#### WRITTEN PROBLEM:
Transcribe the listing in full, excluding any pictures.

Dataset records
_ _ _ _

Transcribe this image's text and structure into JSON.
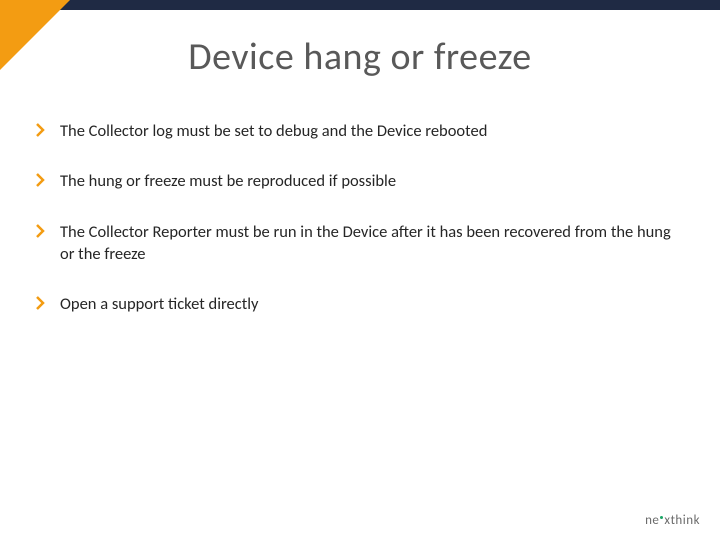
{
  "title": "Device hang or freeze",
  "bullets": [
    "The Collector log must be set to debug and the Device rebooted",
    "The hung or freeze must be reproduced if possible",
    "The Collector Reporter must be run in the Device after it has been recovered from the hung or the freeze",
    "Open a support ticket directly"
  ],
  "brand": {
    "part1": "ne",
    "part2": "x",
    "part3": "think"
  },
  "colors": {
    "accent": "#f39c12",
    "bar": "#1f2a44",
    "bullet": "#f39c12"
  }
}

_ _ _ _

#### COMPLETE ANSWER:
Transcribe this image's text and structure into JSON.
{
  "title": "Device hang or freeze",
  "bullets": [
    "The Collector log must be set to debug and the Device rebooted",
    "The hung or freeze must be reproduced if possible",
    "The Collector Reporter must be run in the Device after it has been recovered from the hung or the freeze",
    "Open a support ticket directly"
  ],
  "brand": {
    "part1": "ne",
    "part2": "x",
    "part3": "think"
  },
  "colors": {
    "accent": "#f39c12",
    "bar": "#1f2a44",
    "bullet": "#f39c12"
  }
}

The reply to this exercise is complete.